[Saved data entries]
----------
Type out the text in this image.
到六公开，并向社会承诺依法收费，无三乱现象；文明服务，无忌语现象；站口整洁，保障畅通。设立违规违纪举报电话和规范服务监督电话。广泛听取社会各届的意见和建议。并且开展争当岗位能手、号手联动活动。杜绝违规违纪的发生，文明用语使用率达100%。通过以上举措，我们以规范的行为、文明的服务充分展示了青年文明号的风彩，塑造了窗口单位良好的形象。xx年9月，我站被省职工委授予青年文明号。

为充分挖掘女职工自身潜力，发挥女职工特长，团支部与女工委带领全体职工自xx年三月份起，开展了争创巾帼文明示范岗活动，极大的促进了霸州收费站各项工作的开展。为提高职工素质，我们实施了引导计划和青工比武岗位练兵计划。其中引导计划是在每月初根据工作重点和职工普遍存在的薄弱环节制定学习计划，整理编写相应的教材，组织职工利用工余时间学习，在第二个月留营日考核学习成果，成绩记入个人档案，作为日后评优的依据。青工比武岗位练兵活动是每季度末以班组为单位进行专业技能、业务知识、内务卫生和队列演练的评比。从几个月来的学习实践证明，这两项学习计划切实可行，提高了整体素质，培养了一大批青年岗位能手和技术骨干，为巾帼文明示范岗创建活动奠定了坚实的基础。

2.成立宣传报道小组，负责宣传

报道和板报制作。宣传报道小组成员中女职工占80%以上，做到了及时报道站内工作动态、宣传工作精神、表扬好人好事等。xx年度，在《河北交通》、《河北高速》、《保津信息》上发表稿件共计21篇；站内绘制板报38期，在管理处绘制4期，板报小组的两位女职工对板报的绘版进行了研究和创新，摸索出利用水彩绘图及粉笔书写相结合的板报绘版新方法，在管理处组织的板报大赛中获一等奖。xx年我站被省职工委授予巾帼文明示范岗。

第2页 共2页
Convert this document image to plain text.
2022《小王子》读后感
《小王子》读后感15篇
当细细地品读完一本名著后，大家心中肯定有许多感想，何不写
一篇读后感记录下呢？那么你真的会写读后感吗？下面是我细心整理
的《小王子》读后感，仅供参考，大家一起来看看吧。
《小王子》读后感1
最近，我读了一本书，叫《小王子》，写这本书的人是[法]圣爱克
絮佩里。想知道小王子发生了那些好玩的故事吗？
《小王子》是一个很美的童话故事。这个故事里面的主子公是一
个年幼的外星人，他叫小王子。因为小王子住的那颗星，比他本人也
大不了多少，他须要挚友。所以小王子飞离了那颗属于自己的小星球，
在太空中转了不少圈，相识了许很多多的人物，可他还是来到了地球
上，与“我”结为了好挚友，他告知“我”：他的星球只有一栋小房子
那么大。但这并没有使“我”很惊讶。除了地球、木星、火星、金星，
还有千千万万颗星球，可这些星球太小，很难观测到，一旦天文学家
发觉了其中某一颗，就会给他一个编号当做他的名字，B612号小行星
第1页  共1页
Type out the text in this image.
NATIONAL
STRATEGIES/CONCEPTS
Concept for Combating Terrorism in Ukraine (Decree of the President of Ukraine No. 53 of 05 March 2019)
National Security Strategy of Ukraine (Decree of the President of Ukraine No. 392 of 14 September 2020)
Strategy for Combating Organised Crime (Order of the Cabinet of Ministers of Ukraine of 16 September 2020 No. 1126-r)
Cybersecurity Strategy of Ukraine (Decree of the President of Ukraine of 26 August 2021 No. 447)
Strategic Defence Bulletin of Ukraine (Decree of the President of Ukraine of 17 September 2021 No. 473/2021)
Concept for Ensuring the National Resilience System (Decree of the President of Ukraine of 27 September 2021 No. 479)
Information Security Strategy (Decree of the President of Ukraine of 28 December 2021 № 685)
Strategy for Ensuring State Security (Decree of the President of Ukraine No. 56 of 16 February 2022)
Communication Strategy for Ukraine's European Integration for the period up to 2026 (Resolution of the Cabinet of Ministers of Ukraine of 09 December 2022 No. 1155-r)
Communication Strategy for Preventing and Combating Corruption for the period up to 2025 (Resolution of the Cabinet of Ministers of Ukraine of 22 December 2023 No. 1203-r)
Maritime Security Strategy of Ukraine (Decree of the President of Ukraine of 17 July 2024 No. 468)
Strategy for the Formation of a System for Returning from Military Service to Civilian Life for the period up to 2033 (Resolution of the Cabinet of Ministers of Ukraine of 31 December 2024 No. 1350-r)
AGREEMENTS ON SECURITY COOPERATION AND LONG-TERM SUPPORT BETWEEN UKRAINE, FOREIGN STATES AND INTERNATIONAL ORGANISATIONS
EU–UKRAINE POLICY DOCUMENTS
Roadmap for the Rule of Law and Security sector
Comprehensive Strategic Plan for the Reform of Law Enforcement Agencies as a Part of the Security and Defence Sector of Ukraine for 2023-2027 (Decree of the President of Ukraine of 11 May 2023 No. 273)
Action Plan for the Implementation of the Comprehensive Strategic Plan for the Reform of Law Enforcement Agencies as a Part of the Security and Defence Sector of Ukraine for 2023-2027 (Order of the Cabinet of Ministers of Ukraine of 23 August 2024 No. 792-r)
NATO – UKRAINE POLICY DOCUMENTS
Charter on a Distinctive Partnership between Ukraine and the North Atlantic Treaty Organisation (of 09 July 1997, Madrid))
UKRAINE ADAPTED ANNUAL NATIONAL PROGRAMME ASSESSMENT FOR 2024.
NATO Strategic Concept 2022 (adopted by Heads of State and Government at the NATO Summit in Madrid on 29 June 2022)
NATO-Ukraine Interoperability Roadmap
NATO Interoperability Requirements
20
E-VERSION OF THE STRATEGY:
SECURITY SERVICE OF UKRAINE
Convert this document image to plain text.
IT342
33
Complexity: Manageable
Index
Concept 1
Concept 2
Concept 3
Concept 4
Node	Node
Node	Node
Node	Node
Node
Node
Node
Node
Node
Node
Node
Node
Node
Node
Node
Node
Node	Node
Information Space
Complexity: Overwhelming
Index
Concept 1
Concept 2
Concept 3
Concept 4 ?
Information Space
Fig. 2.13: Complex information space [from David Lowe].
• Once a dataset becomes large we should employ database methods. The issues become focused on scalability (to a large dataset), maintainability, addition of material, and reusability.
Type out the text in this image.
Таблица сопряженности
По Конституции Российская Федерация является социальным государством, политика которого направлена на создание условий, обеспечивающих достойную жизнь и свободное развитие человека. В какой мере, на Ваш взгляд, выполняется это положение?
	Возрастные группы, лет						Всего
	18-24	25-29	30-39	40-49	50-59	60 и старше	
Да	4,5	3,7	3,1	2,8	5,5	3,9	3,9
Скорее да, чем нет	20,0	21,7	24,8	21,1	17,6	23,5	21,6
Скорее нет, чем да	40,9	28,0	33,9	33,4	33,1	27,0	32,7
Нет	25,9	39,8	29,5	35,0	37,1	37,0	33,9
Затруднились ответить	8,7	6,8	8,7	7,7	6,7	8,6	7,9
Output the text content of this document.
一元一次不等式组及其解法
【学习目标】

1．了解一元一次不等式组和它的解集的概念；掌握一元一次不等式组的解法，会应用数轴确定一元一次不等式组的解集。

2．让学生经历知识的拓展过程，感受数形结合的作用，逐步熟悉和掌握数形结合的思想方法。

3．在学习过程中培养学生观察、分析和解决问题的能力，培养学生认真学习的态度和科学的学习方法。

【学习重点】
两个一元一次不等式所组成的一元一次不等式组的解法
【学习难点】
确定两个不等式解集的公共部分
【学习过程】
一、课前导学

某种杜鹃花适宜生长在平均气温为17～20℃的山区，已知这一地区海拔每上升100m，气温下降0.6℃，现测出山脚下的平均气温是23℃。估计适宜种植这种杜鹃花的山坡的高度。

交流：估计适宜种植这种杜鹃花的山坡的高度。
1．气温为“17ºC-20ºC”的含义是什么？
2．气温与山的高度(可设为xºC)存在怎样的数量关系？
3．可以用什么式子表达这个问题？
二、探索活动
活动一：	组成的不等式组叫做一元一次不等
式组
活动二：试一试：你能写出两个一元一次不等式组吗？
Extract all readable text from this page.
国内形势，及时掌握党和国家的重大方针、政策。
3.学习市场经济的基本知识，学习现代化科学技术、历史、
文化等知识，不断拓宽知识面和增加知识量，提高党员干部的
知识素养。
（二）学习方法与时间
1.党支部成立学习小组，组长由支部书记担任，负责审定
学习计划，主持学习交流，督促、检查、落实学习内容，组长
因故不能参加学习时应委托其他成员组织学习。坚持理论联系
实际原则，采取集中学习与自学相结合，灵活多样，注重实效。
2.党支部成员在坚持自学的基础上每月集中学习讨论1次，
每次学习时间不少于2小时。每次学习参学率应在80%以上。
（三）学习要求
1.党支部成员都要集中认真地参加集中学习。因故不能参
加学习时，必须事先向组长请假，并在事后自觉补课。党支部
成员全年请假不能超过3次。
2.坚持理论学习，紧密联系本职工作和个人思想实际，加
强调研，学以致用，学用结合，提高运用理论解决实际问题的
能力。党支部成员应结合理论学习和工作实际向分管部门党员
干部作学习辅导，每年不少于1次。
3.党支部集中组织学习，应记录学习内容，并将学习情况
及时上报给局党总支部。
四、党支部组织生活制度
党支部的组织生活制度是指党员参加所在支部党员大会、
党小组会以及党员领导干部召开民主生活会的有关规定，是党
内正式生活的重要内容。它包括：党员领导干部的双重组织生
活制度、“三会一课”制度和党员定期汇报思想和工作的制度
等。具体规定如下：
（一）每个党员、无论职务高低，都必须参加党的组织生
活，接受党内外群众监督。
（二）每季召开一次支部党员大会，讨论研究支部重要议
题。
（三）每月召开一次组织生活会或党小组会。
----------
■ To do
Copy each line from the records above that includes the string "Comprehensive".

■ Answer to the task
Comprehensive Strategic Plan for the Reform of Law Enforcement Agencies as a Part of the Security and Defence Sector of Ukraine for 2023-2027 (Decree of the President of Ukraine of 11 May 2023 No. 273)
Action Plan for the Implementation of the Comprehensive Strategic Plan for the Reform of Law Enforcement Agencies as a Part of the Security and Defence Sector of Ukraine for 2023-2027 (Order of the Cabinet of Ministers of Ukraine of 23 August 2024 No. 792-r)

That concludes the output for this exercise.